__Your objective__: Check each line of the listing below for the word "haviam" and say how many lines have it. Nothing else should be written.

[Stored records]
+++++

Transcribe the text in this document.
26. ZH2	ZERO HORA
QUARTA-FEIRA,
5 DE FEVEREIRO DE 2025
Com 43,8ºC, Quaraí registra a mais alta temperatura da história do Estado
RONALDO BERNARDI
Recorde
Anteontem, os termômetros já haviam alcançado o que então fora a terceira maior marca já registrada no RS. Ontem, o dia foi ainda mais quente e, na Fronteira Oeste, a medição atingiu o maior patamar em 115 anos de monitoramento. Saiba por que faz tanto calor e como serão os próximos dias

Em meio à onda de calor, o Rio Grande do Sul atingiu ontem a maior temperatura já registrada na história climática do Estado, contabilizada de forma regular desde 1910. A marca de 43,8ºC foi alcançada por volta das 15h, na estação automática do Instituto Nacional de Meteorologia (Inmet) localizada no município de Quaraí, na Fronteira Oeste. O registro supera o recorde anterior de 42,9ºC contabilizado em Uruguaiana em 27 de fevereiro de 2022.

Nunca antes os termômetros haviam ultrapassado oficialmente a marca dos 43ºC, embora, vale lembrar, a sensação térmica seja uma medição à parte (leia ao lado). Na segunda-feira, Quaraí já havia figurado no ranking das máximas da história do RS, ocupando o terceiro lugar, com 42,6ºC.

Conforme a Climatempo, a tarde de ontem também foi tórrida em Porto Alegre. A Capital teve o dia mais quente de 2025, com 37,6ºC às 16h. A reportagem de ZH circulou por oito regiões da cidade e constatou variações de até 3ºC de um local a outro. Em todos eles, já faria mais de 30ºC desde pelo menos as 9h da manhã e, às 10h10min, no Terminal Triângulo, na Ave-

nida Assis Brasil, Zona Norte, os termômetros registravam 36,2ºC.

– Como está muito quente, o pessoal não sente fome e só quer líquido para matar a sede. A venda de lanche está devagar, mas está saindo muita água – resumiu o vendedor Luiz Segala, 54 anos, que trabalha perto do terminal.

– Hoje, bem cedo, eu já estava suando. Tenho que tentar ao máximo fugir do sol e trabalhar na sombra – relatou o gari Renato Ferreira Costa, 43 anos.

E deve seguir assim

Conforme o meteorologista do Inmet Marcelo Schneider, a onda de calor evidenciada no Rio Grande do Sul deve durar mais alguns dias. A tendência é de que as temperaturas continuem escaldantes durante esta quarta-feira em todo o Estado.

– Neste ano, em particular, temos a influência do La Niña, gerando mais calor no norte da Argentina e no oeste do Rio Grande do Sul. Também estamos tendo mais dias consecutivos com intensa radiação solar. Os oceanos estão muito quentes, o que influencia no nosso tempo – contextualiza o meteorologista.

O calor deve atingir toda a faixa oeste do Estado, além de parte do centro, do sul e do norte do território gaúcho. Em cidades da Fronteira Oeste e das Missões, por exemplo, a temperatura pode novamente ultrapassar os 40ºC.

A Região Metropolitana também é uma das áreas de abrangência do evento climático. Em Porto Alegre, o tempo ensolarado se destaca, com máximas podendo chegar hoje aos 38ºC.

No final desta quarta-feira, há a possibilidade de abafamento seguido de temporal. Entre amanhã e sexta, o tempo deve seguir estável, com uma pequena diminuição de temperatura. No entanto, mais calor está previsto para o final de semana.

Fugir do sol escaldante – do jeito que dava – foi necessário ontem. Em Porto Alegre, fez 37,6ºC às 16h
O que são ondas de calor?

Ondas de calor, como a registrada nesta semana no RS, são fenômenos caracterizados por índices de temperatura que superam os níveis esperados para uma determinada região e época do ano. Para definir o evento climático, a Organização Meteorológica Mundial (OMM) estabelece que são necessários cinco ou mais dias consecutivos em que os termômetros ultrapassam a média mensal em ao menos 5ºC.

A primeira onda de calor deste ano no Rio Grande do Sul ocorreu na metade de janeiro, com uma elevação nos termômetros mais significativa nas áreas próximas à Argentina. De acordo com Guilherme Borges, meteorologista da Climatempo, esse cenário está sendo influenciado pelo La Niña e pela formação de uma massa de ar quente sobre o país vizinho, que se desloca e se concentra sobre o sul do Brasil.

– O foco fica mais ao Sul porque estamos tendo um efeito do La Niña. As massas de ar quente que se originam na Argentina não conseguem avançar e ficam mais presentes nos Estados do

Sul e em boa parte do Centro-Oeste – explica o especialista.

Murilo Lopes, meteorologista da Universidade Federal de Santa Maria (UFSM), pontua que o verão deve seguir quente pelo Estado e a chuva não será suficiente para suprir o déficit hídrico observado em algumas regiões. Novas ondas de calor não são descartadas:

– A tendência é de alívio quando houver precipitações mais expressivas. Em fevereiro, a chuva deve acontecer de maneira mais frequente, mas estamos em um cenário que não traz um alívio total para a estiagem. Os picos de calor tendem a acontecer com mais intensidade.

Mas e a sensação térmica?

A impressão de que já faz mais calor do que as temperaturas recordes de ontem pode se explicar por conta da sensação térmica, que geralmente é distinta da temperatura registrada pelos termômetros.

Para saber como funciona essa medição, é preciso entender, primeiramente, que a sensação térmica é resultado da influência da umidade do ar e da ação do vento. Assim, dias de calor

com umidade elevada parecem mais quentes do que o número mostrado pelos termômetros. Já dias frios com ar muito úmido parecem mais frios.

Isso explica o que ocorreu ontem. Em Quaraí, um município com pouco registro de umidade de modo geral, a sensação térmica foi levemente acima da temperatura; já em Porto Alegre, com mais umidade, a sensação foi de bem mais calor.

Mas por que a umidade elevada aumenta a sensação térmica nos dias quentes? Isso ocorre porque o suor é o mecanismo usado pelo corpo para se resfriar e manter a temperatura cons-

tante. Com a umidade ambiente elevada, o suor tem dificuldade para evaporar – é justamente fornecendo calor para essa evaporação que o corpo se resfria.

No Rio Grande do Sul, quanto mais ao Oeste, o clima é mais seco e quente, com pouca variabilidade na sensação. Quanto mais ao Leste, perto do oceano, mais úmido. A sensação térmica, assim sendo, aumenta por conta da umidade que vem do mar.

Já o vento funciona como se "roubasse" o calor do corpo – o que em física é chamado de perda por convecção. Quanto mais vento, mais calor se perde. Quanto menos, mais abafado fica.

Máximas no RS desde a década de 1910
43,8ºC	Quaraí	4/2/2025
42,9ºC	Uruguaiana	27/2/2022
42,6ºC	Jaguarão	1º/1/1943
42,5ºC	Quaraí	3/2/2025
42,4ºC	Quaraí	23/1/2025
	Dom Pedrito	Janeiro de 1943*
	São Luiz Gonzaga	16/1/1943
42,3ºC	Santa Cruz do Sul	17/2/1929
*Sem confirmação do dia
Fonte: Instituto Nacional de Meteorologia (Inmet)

+++++

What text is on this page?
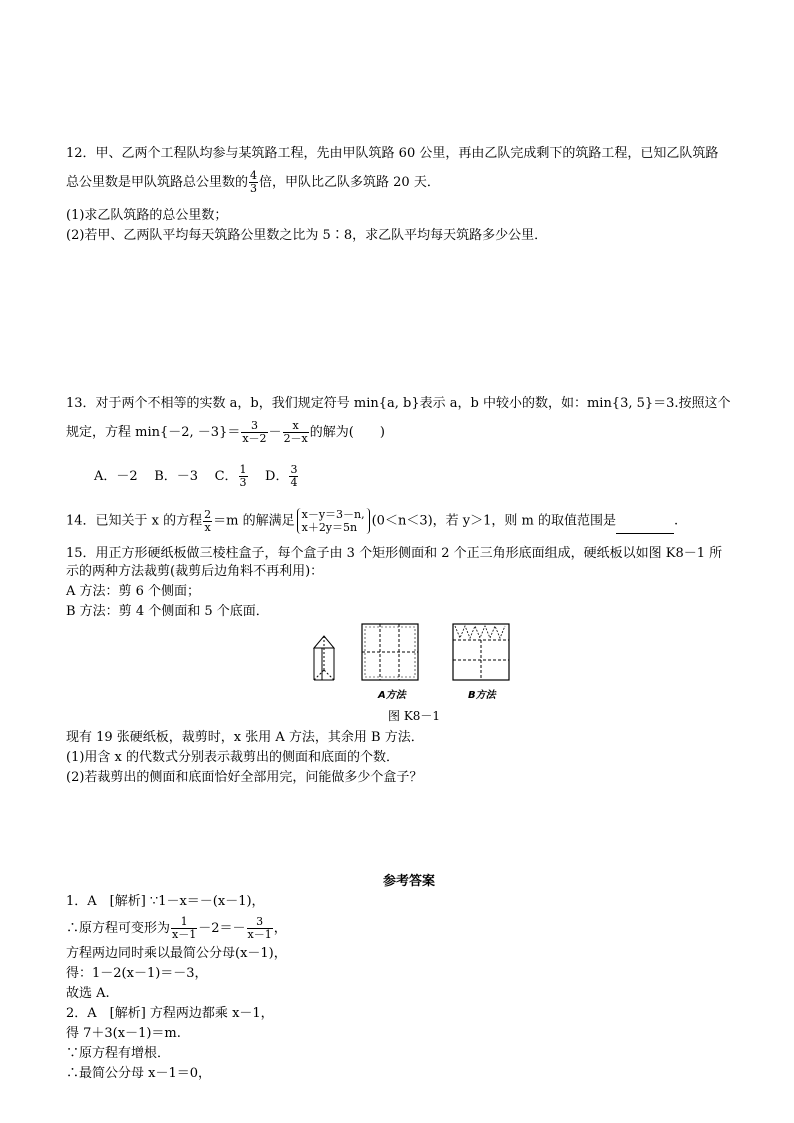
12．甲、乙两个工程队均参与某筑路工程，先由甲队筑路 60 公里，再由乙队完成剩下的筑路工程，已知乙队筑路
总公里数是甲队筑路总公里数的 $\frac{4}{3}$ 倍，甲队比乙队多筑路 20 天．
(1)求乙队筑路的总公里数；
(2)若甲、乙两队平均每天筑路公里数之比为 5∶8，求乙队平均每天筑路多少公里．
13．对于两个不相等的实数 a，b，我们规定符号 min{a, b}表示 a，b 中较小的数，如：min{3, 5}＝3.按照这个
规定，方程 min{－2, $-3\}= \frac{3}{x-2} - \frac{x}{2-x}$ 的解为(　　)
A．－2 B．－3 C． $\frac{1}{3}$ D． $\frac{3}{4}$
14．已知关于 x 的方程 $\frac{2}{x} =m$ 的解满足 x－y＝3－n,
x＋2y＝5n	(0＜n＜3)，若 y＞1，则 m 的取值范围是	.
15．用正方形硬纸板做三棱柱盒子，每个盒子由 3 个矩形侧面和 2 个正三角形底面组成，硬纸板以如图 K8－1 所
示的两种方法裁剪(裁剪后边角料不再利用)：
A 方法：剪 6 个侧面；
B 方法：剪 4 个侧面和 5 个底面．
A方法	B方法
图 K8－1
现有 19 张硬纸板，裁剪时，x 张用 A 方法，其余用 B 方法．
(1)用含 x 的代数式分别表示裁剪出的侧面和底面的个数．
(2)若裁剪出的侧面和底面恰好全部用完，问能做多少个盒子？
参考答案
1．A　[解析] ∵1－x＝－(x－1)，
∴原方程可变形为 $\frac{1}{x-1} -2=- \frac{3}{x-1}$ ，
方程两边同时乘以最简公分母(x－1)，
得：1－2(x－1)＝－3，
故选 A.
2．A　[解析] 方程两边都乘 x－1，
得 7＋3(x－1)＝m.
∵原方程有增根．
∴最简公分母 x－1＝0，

+++++

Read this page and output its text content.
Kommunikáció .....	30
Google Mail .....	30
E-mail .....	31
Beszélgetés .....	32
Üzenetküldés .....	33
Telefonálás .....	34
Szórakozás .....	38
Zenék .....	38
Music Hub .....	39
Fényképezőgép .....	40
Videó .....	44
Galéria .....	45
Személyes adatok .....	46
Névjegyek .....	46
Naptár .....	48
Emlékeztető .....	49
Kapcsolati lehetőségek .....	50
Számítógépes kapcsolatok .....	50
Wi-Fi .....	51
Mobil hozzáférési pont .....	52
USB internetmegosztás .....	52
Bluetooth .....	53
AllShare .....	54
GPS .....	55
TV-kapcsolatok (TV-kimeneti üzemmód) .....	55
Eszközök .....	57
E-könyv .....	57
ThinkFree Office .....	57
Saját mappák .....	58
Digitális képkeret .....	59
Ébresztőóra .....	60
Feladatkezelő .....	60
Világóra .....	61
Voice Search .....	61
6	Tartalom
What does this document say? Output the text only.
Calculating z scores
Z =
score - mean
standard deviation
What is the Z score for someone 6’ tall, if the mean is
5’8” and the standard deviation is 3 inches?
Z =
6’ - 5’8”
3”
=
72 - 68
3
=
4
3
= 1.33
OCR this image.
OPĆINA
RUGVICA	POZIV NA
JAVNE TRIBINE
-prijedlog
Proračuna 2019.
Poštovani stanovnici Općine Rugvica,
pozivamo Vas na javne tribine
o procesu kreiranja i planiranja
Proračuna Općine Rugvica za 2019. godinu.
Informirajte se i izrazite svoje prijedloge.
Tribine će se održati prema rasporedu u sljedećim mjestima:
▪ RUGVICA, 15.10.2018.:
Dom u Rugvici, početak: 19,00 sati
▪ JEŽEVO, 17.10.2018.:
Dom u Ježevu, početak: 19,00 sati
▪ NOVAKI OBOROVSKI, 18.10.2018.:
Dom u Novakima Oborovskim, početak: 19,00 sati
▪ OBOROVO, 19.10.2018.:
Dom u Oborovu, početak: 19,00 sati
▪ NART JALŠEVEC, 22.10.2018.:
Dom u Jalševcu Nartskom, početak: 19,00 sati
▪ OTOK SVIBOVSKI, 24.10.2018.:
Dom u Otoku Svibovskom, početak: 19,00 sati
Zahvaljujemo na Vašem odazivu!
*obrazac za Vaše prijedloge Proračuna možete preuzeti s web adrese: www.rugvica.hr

+++++

__Answer to the problem__: 2